_Problem_: Pictures aside, quote the whole listing exactly.
— Start Dataset rows —
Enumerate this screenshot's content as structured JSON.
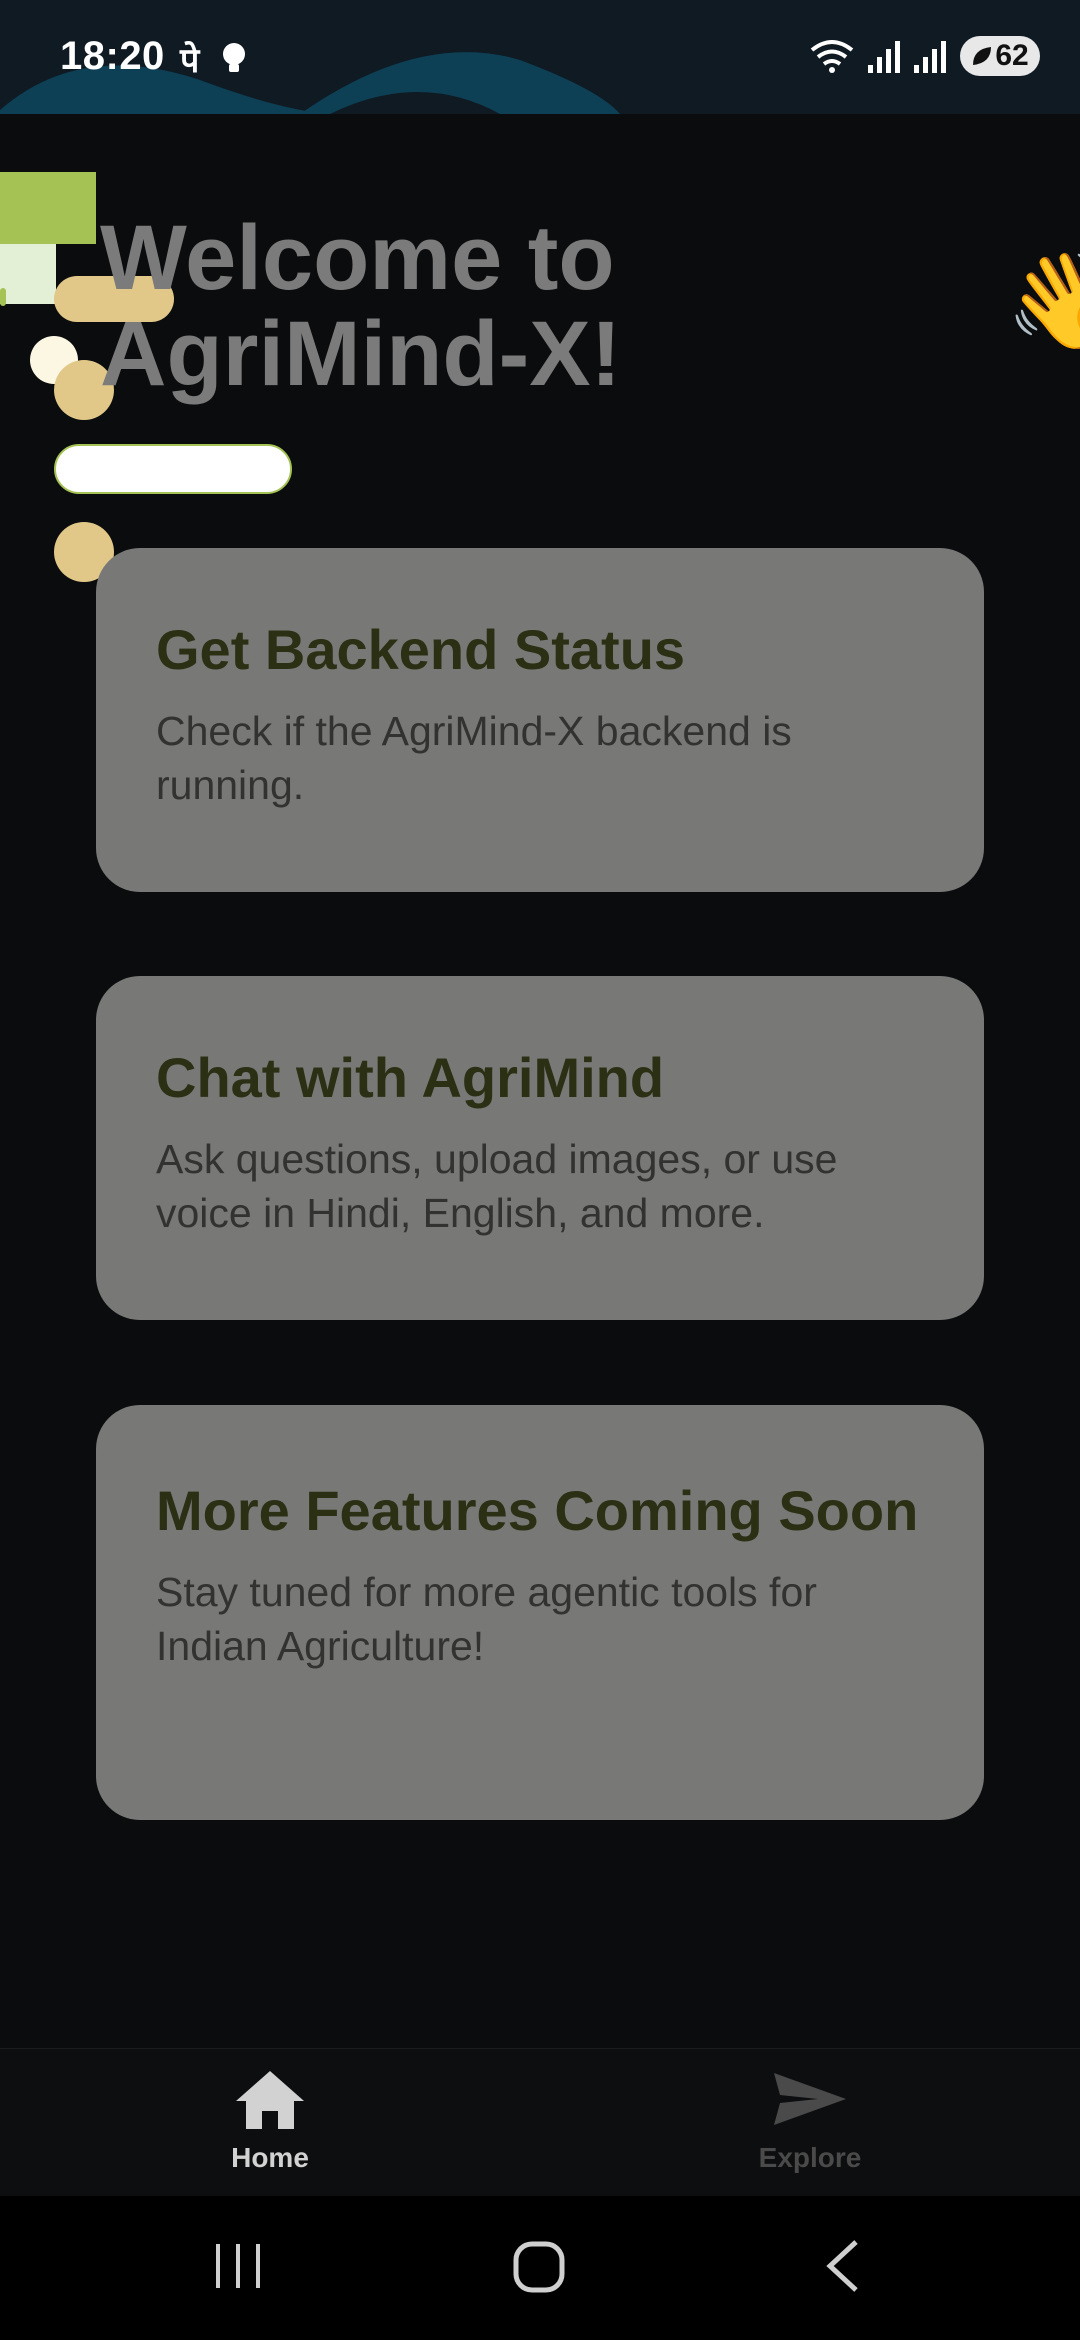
{
  "status_bar": {
    "time": "18:20",
    "indicator_glyph": "पे",
    "battery": "62"
  },
  "header": {
    "welcome_line1": "Welcome to",
    "welcome_line2": "AgriMind-X!",
    "emoji": "👋"
  },
  "cards": [
    {
      "title": "Get Backend Status",
      "description": "Check if the AgriMind-X backend is running."
    },
    {
      "title": "Chat with AgriMind",
      "description": "Ask questions, upload images, or use voice in Hindi, English, and more."
    },
    {
      "title": "More Features Coming Soon",
      "description": "Stay tuned for more agentic tools for Indian Agriculture!"
    }
  ],
  "bottom_nav": {
    "items": [
      {
        "label": "Home",
        "icon": "home-icon",
        "active": true
      },
      {
        "label": "Explore",
        "icon": "send-icon",
        "active": false
      }
    ]
  },
  "colors": {
    "background": "#0b0c0e",
    "card": "#787876",
    "card_title": "#2b2f14",
    "active_nav": "#d2d2d2",
    "inactive_nav": "#4a4a4a"
  }
}
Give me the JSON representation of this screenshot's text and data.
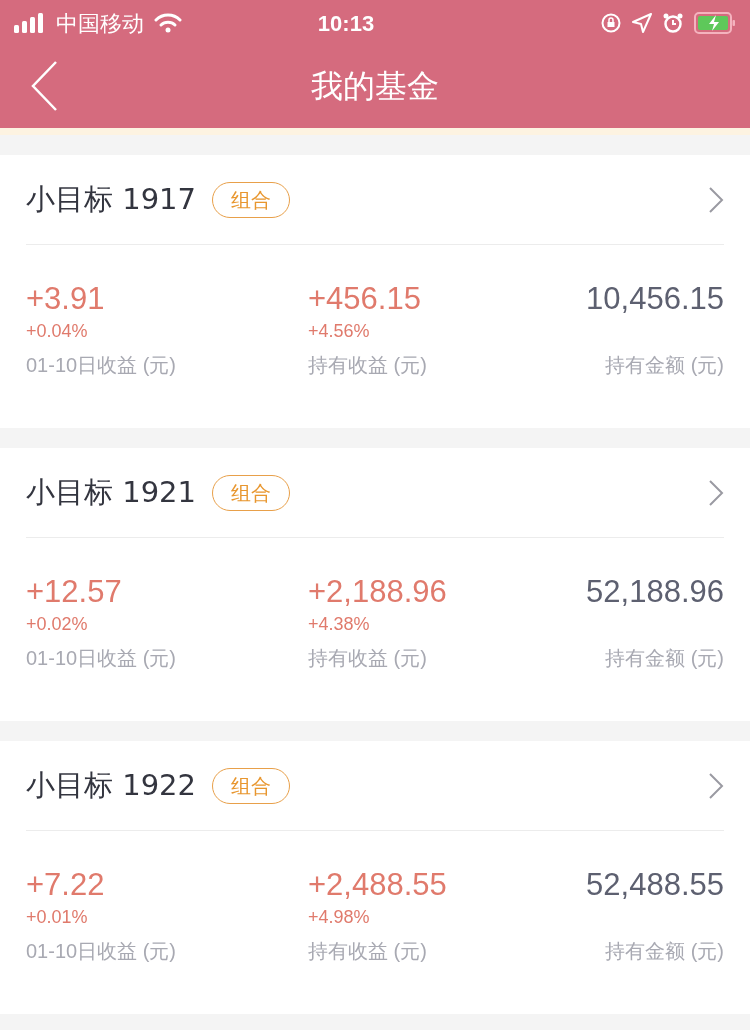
{
  "status_bar": {
    "carrier": "中国移动",
    "time": "10:13"
  },
  "header": {
    "title": "我的基金"
  },
  "funds": [
    {
      "name": "小目标 1917",
      "tag": "组合",
      "stats": [
        {
          "value": "+3.91",
          "change": "+0.04%",
          "label": "01-10日收益 (元)"
        },
        {
          "value": "+456.15",
          "change": "+4.56%",
          "label": "持有收益 (元)"
        },
        {
          "value": "10,456.15",
          "label": "持有金额 (元)"
        }
      ]
    },
    {
      "name": "小目标 1921",
      "tag": "组合",
      "stats": [
        {
          "value": "+12.57",
          "change": "+0.02%",
          "label": "01-10日收益 (元)"
        },
        {
          "value": "+2,188.96",
          "change": "+4.38%",
          "label": "持有收益 (元)"
        },
        {
          "value": "52,188.96",
          "label": "持有金额 (元)"
        }
      ]
    },
    {
      "name": "小目标 1922",
      "tag": "组合",
      "stats": [
        {
          "value": "+7.22",
          "change": "+0.01%",
          "label": "01-10日收益 (元)"
        },
        {
          "value": "+2,488.55",
          "change": "+4.98%",
          "label": "持有收益 (元)"
        },
        {
          "value": "52,488.55",
          "label": "持有金额 (元)"
        }
      ]
    }
  ]
}
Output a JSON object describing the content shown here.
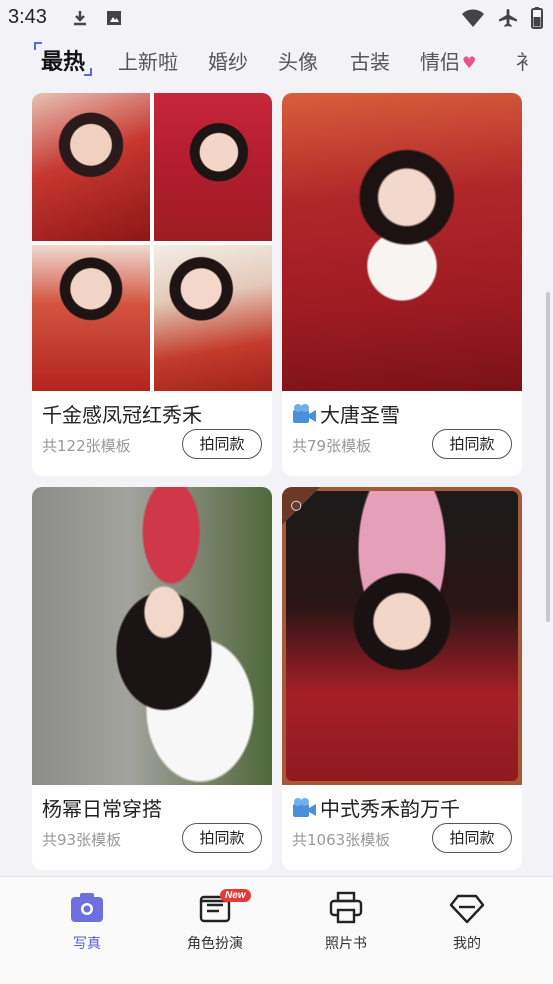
{
  "status_bar": {
    "time": "3:43",
    "left_icons": [
      "download-icon",
      "photo-icon"
    ],
    "right_icons": [
      "wifi-icon",
      "airplane-icon",
      "battery-icon"
    ]
  },
  "tabs": [
    {
      "label": "最热",
      "active": true
    },
    {
      "label": "上新啦",
      "active": false
    },
    {
      "label": "婚纱",
      "active": false
    },
    {
      "label": "头像",
      "active": false
    },
    {
      "label": "古装",
      "active": false
    },
    {
      "label": "情侣",
      "active": false,
      "icon": "heart-icon"
    },
    {
      "label": "衤",
      "active": false
    }
  ],
  "cards": [
    {
      "title": "千金感凤冠红秀禾",
      "count": "共122张模板",
      "button": "拍同款",
      "video": false
    },
    {
      "title": "大唐圣雪",
      "count": "共79张模板",
      "button": "拍同款",
      "video": true
    },
    {
      "title": "杨幂日常穿搭",
      "count": "共93张模板",
      "button": "拍同款",
      "video": false
    },
    {
      "title": "中式秀禾韵万千",
      "count": "共1063张模板",
      "button": "拍同款",
      "video": true
    }
  ],
  "bottom_nav": [
    {
      "label": "写真",
      "icon": "camera-icon",
      "active": true
    },
    {
      "label": "角色扮演",
      "icon": "script-icon",
      "active": false,
      "badge": "New"
    },
    {
      "label": "照片书",
      "icon": "printer-icon",
      "active": false
    },
    {
      "label": "我的",
      "icon": "diamond-icon",
      "active": false
    }
  ],
  "colors": {
    "accent": "#5a5fd6",
    "badge": "#e53935",
    "background": "#f2f2f7"
  }
}
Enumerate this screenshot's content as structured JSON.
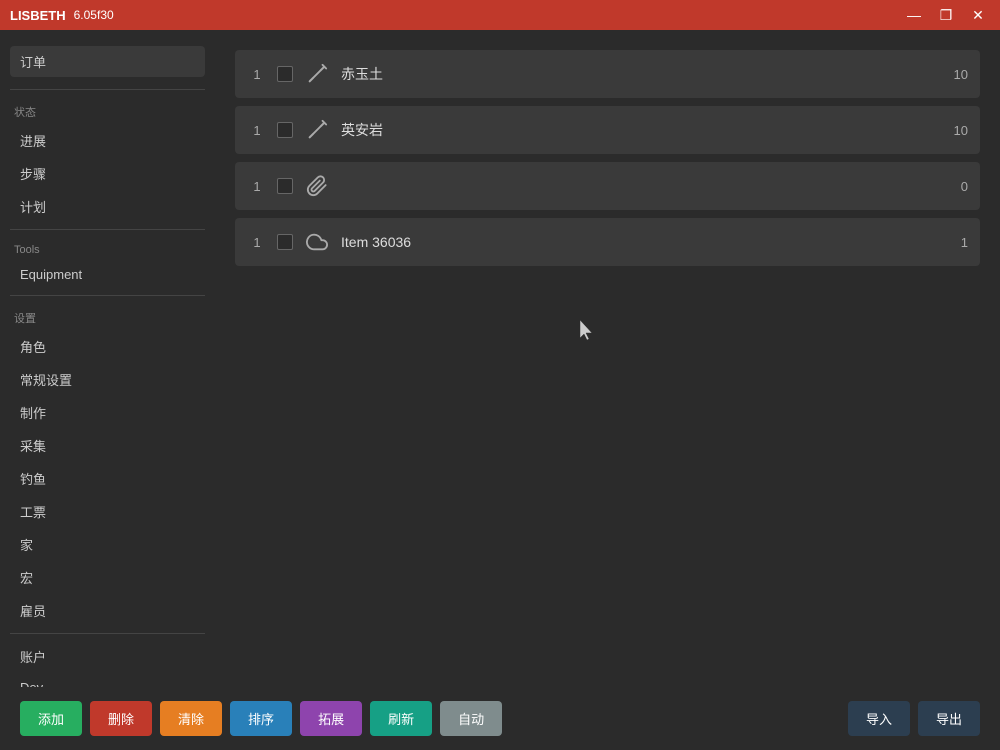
{
  "titlebar": {
    "app_name": "LISBETH",
    "version": "6.05f30",
    "minimize_label": "—",
    "restore_label": "❐",
    "close_label": "✕"
  },
  "sidebar": {
    "order_label": "订单",
    "section_status": "状态",
    "items_status": [
      {
        "label": "进展"
      },
      {
        "label": "步骤"
      },
      {
        "label": "计划"
      }
    ],
    "section_tools": "Tools",
    "items_tools": [
      {
        "label": "Equipment"
      }
    ],
    "section_settings": "设置",
    "items_settings": [
      {
        "label": "角色"
      },
      {
        "label": "常规设置"
      },
      {
        "label": "制作"
      },
      {
        "label": "采集"
      },
      {
        "label": "钓鱼"
      },
      {
        "label": "工票"
      },
      {
        "label": "家"
      },
      {
        "label": "宏"
      },
      {
        "label": "雇员"
      }
    ],
    "items_account": [
      {
        "label": "账户"
      },
      {
        "label": "Dev"
      }
    ]
  },
  "items": [
    {
      "qty": 1,
      "name": "赤玉土",
      "count": 10,
      "icon_type": "pickaxe"
    },
    {
      "qty": 1,
      "name": "英安岩",
      "count": 10,
      "icon_type": "pickaxe"
    },
    {
      "qty": 1,
      "name": "",
      "count": 0,
      "icon_type": "paperclip"
    },
    {
      "qty": 1,
      "name": "Item 36036",
      "count": 1,
      "icon_type": "cloud"
    }
  ],
  "toolbar": {
    "add_label": "添加",
    "delete_label": "删除",
    "clear_label": "清除",
    "sort_label": "排序",
    "expand_label": "拓展",
    "refresh_label": "刷新",
    "auto_label": "自动",
    "import_label": "导入",
    "export_label": "导出"
  }
}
— End Dataset rows —
_Exercise output_:
Enumerate this screenshot's content as structured JSON.
{
  "status_bar": {
    "time": "18:20",
    "indicator_glyph": "पे",
    "battery": "62"
  },
  "header": {
    "welcome_line1": "Welcome to",
    "welcome_line2": "AgriMind-X!",
    "emoji": "👋"
  },
  "cards": [
    {
      "title": "Get Backend Status",
      "description": "Check if the AgriMind-X backend is running."
    },
    {
      "title": "Chat with AgriMind",
      "description": "Ask questions, upload images, or use voice in Hindi, English, and more."
    },
    {
      "title": "More Features Coming Soon",
      "description": "Stay tuned for more agentic tools for Indian Agriculture!"
    }
  ],
  "bottom_nav": {
    "items": [
      {
        "label": "Home",
        "icon": "home-icon",
        "active": true
      },
      {
        "label": "Explore",
        "icon": "send-icon",
        "active": false
      }
    ]
  },
  "colors": {
    "background": "#0b0c0e",
    "card": "#787876",
    "card_title": "#2b2f14",
    "active_nav": "#d2d2d2",
    "inactive_nav": "#4a4a4a"
  }
}
Give me the JSON representation of this screenshot's text and data.
{
  "status_bar": {
    "carrier": "中国移动",
    "time": "10:13"
  },
  "header": {
    "title": "我的基金"
  },
  "funds": [
    {
      "name": "小目标 1917",
      "tag": "组合",
      "stats": [
        {
          "value": "+3.91",
          "change": "+0.04%",
          "label": "01-10日收益 (元)"
        },
        {
          "value": "+456.15",
          "change": "+4.56%",
          "label": "持有收益 (元)"
        },
        {
          "value": "10,456.15",
          "label": "持有金额 (元)"
        }
      ]
    },
    {
      "name": "小目标 1921",
      "tag": "组合",
      "stats": [
        {
          "value": "+12.57",
          "change": "+0.02%",
          "label": "01-10日收益 (元)"
        },
        {
          "value": "+2,188.96",
          "change": "+4.38%",
          "label": "持有收益 (元)"
        },
        {
          "value": "52,188.96",
          "label": "持有金额 (元)"
        }
      ]
    },
    {
      "name": "小目标 1922",
      "tag": "组合",
      "stats": [
        {
          "value": "+7.22",
          "change": "+0.01%",
          "label": "01-10日收益 (元)"
        },
        {
          "value": "+2,488.55",
          "change": "+4.98%",
          "label": "持有收益 (元)"
        },
        {
          "value": "52,488.55",
          "label": "持有金额 (元)"
        }
      ]
    }
  ]
}
Output a JSON object describing the content shown here.
{
  "status_bar": {
    "time": "3:43",
    "left_icons": [
      "download-icon",
      "photo-icon"
    ],
    "right_icons": [
      "wifi-icon",
      "airplane-icon",
      "battery-icon"
    ]
  },
  "tabs": [
    {
      "label": "最热",
      "active": true
    },
    {
      "label": "上新啦",
      "active": false
    },
    {
      "label": "婚纱",
      "active": false
    },
    {
      "label": "头像",
      "active": false
    },
    {
      "label": "古装",
      "active": false
    },
    {
      "label": "情侣",
      "active": false,
      "icon": "heart-icon"
    },
    {
      "label": "衤",
      "active": false
    }
  ],
  "cards": [
    {
      "title": "千金感凤冠红秀禾",
      "count": "共122张模板",
      "button": "拍同款",
      "video": false
    },
    {
      "title": "大唐圣雪",
      "count": "共79张模板",
      "button": "拍同款",
      "video": true
    },
    {
      "title": "杨幂日常穿搭",
      "count": "共93张模板",
      "button": "拍同款",
      "video": false
    },
    {
      "title": "中式秀禾韵万千",
      "count": "共1063张模板",
      "button": "拍同款",
      "video": true
    }
  ],
  "bottom_nav": [
    {
      "label": "写真",
      "icon": "camera-icon",
      "active": true
    },
    {
      "label": "角色扮演",
      "icon": "script-icon",
      "active": false,
      "badge": "New"
    },
    {
      "label": "照片书",
      "icon": "printer-icon",
      "active": false
    },
    {
      "label": "我的",
      "icon": "diamond-icon",
      "active": false
    }
  ],
  "colors": {
    "accent": "#5a5fd6",
    "badge": "#e53935",
    "background": "#f2f2f7"
  }
}
Enumerate this screenshot's content as structured JSON.
{
  "titlebar": {
    "app_name": "LISBETH",
    "version": "6.05f30",
    "minimize_label": "—",
    "restore_label": "❐",
    "close_label": "✕"
  },
  "sidebar": {
    "order_label": "订单",
    "section_status": "状态",
    "items_status": [
      {
        "label": "进展"
      },
      {
        "label": "步骤"
      },
      {
        "label": "计划"
      }
    ],
    "section_tools": "Tools",
    "items_tools": [
      {
        "label": "Equipment"
      }
    ],
    "section_settings": "设置",
    "items_settings": [
      {
        "label": "角色"
      },
      {
        "label": "常规设置"
      },
      {
        "label": "制作"
      },
      {
        "label": "采集"
      },
      {
        "label": "钓鱼"
      },
      {
        "label": "工票"
      },
      {
        "label": "家"
      },
      {
        "label": "宏"
      },
      {
        "label": "雇员"
      }
    ],
    "items_account": [
      {
        "label": "账户"
      },
      {
        "label": "Dev"
      }
    ]
  },
  "items": [
    {
      "qty": 1,
      "name": "赤玉土",
      "count": 10,
      "icon_type": "pickaxe"
    },
    {
      "qty": 1,
      "name": "英安岩",
      "count": 10,
      "icon_type": "pickaxe"
    },
    {
      "qty": 1,
      "name": "",
      "count": 0,
      "icon_type": "paperclip"
    },
    {
      "qty": 1,
      "name": "Item 36036",
      "count": 1,
      "icon_type": "cloud"
    }
  ],
  "toolbar": {
    "add_label": "添加",
    "delete_label": "删除",
    "clear_label": "清除",
    "sort_label": "排序",
    "expand_label": "拓展",
    "refresh_label": "刷新",
    "auto_label": "自动",
    "import_label": "导入",
    "export_label": "导出"
  }
}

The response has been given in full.